- **Goal**: Locate each line with the string "JSON" in the listing below and copy it.

-------- Working data

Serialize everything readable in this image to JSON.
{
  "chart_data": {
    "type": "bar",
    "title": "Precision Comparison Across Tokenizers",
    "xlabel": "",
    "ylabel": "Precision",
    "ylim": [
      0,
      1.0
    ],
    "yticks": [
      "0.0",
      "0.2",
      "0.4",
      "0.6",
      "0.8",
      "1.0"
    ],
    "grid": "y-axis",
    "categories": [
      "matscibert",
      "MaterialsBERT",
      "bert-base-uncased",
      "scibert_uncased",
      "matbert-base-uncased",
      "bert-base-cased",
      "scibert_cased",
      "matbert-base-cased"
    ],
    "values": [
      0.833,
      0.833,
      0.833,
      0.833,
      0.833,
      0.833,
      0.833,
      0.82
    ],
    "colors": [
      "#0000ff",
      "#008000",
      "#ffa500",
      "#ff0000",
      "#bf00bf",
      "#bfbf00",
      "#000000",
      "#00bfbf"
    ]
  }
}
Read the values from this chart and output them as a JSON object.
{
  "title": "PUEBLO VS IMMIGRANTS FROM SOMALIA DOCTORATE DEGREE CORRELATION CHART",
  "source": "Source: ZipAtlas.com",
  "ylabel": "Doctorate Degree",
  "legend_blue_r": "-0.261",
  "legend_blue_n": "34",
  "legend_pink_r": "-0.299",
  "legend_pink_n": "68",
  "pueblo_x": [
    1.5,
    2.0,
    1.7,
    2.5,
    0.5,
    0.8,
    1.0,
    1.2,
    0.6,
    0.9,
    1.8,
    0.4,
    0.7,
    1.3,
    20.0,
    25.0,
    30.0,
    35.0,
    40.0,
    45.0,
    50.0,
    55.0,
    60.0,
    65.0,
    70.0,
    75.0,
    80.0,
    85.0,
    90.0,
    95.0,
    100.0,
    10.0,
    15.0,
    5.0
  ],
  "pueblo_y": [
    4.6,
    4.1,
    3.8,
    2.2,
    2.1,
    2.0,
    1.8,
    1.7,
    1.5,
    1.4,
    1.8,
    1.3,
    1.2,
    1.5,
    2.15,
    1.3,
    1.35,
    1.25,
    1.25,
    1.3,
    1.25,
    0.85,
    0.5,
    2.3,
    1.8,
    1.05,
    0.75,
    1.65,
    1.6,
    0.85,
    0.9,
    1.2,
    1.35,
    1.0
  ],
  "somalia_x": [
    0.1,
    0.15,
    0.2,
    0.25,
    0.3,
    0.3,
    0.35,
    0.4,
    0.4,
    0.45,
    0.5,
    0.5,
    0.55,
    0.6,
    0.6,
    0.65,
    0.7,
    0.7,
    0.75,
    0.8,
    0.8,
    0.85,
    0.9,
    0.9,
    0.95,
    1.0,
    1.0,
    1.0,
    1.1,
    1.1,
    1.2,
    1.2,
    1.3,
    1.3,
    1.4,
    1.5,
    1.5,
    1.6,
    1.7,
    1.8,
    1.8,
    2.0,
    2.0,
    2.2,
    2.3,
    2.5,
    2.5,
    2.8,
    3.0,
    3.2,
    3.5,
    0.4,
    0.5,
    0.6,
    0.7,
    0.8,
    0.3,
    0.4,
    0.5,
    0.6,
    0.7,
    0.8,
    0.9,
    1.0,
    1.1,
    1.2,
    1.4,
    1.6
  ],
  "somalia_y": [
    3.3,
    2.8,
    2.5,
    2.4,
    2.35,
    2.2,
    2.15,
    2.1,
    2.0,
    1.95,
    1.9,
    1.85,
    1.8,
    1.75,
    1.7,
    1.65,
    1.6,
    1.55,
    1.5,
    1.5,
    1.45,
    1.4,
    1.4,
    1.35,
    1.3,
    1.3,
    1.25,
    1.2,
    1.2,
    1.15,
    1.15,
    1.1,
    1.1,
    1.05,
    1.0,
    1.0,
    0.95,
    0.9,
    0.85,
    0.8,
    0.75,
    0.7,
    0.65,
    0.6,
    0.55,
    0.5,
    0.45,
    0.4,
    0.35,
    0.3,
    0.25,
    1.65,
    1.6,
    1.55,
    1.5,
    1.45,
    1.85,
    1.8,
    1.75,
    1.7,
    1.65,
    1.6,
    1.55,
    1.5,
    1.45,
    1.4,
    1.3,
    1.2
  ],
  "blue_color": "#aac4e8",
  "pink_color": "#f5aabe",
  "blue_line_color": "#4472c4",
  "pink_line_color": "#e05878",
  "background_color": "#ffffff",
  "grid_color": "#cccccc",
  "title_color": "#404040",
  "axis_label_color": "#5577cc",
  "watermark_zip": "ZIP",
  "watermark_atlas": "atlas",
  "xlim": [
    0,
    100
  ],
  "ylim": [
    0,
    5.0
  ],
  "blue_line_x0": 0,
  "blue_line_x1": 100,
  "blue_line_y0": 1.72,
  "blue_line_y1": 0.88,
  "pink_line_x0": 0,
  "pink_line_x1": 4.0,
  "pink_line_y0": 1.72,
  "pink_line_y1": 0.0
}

----------------

- **Solved problem**:
Serialize everything readable in this image to JSON.
Read the values from this chart and output them as a JSON object.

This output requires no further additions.